Data extracted from a collection:

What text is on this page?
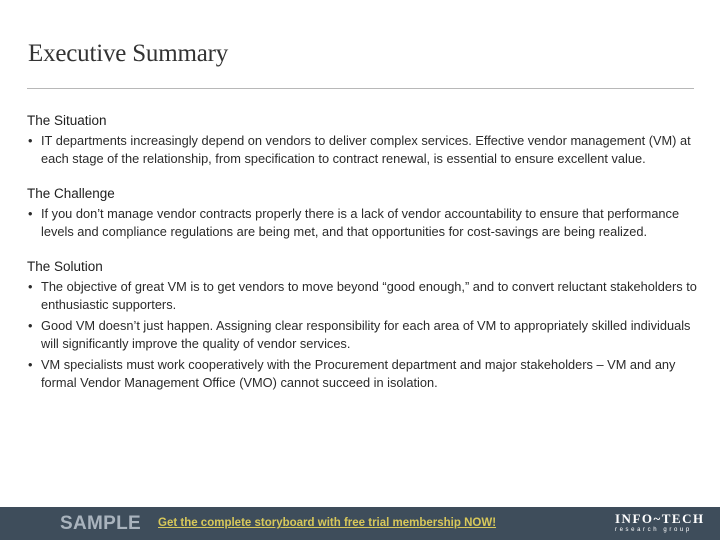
Executive Summary
The Situation
• IT departments increasingly depend on vendors to deliver complex services. Effective vendor management (VM) at each stage of the relationship, from specification to contract renewal, is essential to ensure excellent value.
The Challenge
• If you don’t manage vendor contracts properly there is a lack of vendor accountability to ensure that performance levels and compliance regulations are being met, and that opportunities for cost-savings are being realized.
The Solution
• The objective of great VM is to get vendors to move beyond “good enough,” and to convert reluctant stakeholders to enthusiastic supporters.
• Good VM doesn’t just happen. Assigning clear responsibility for each area of VM to appropriately skilled individuals will significantly improve the quality of vendor services.
• VM specialists must work cooperatively with the Procurement department and major stakeholders – VM and any formal Vendor Management Office (VMO) cannot succeed in isolation.
SAMPLE Get the complete storyboard with free trial membership NOW!	INFO~TECH
research group
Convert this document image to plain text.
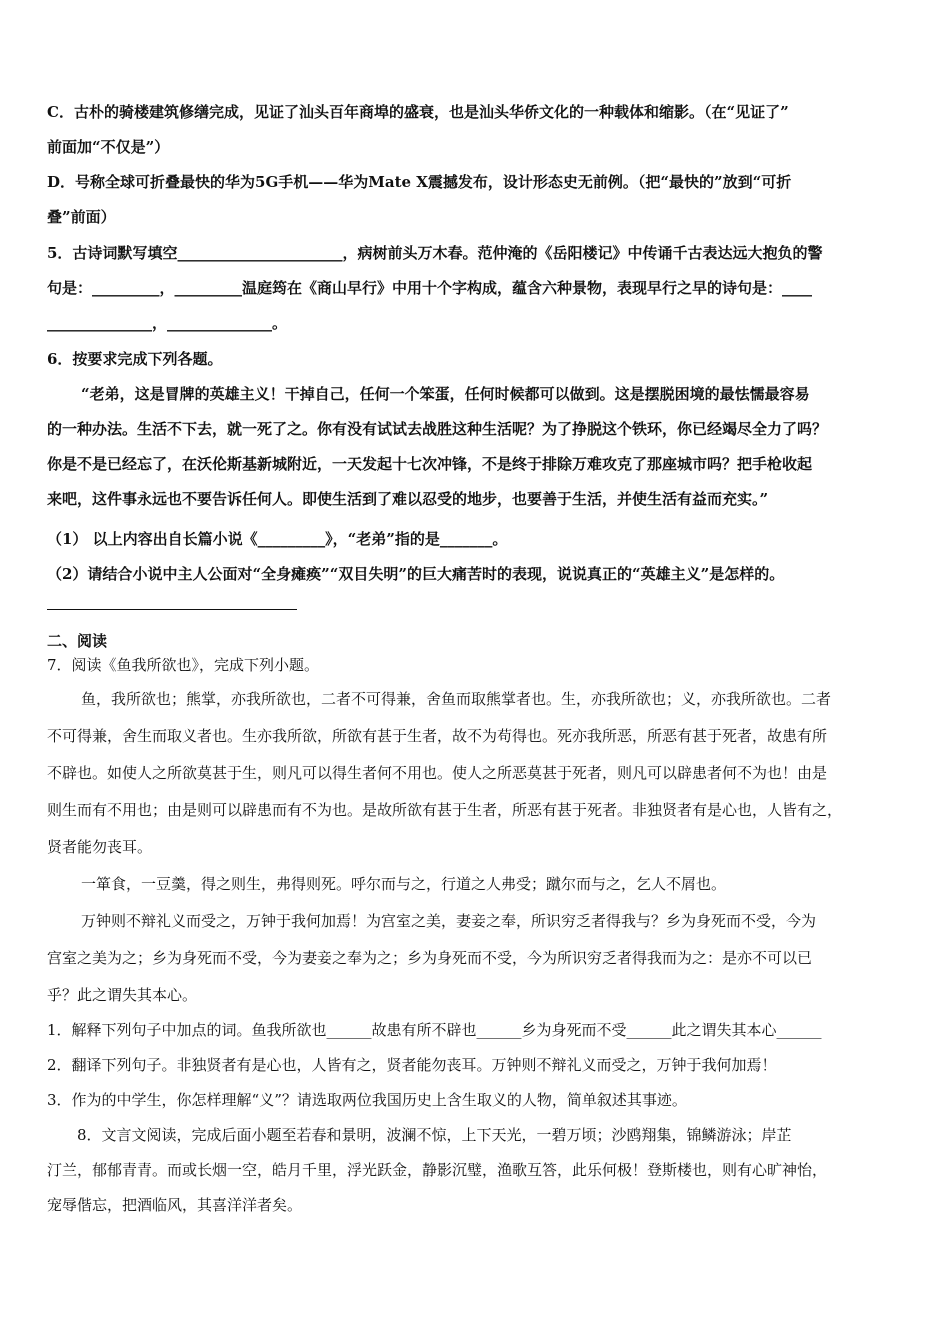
C．古朴的骑楼建筑修缮完成，见证了汕头百年商埠的盛衰，也是汕头华侨文化的一种载体和缩影。（在“见证了”
前面加“不仅是”）
D．号称全球可折叠最快的华为5G手机——华为Mate X震撼发布，设计形态史无前例。（把“最快的”放到“可折
叠”前面）
5．古诗词默写填空______________________，病树前头万木春。范仲淹的《岳阳楼记》中传诵千古表达远大抱负的警
句是：_________，_________温庭筠在《商山早行》中用十个字构成，蕴含六种景物，表现早行之早的诗句是：____
______________，______________。
6．按要求完成下列各题。
“老弟，这是冒牌的英雄主义！干掉自己，任何一个笨蛋，任何时候都可以做到。这是摆脱困境的最怯懦最容易
的一种办法。生活不下去，就一死了之。你有没有试试去战胜这种生活呢？为了挣脱这个铁环，你已经竭尽全力了吗？
你是不是已经忘了，在沃伦斯基新城附近，一天发起十七次冲锋，不是终于排除万难攻克了那座城市吗？把手枪收起
来吧，这件事永远也不要告诉任何人。即使生活到了难以忍受的地步，也要善于生活，并使生活有益而充实。”
（1） 以上内容出自长篇小说《_________》，“老弟”指的是_______。
（2）请结合小说中主人公面对“全身瘫痪”“双目失明”的巨大痛苦时的表现，说说真正的“英雄主义”是怎样的。
二、阅读
7．阅读《鱼我所欲也》，完成下列小题。
鱼，我所欲也；熊掌，亦我所欲也，二者不可得兼，舍鱼而取熊掌者也。生，亦我所欲也；义，亦我所欲也。二者
不可得兼，舍生而取义者也。生亦我所欲，所欲有甚于生者，故不为苟得也。死亦我所恶，所恶有甚于死者，故患有所
不辟也。如使人之所欲莫甚于生，则凡可以得生者何不用也。使人之所恶莫甚于死者，则凡可以辟患者何不为也！由是
则生而有不用也；由是则可以辟患而有不为也。是故所欲有甚于生者，所恶有甚于死者。非独贤者有是心也，人皆有之，
贤者能勿丧耳。
一箪食，一豆羹，得之则生，弗得则死。呼尔而与之，行道之人弗受；蹴尔而与之，乞人不屑也。
万钟则不辩礼义而受之，万钟于我何加焉！为宫室之美，妻妾之奉，所识穷乏者得我与？乡为身死而不受，今为
宫室之美为之；乡为身死而不受，今为妻妾之奉为之；乡为身死而不受，今为所识穷乏者得我而为之：是亦不可以已
乎？此之谓失其本心。
1．解释下列句子中加点的词。鱼我所欲也______故患有所不辟也______乡为身死而不受______此之谓失其本心______
2．翻译下列句子。非独贤者有是心也，人皆有之，贤者能勿丧耳。万钟则不辩礼义而受之，万钟于我何加焉！
3．作为的中学生，你怎样理解“义”？请选取两位我国历史上含生取义的人物，简单叙述其事迹。
8．文言文阅读，完成后面小题至若春和景明，波澜不惊，上下天光，一碧万顷；沙鸥翔集，锦鳞游泳；岸芷
汀兰，郁郁青青。而或长烟一空，皓月千里，浮光跃金，静影沉璧，渔歌互答，此乐何极！登斯楼也，则有心旷神怡，
宠辱偕忘，把酒临风，其喜洋洋者矣。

**Short problem:**
State the count of lines in the data holding the word "ensure", adding nothing to it.

**Right answer:**
2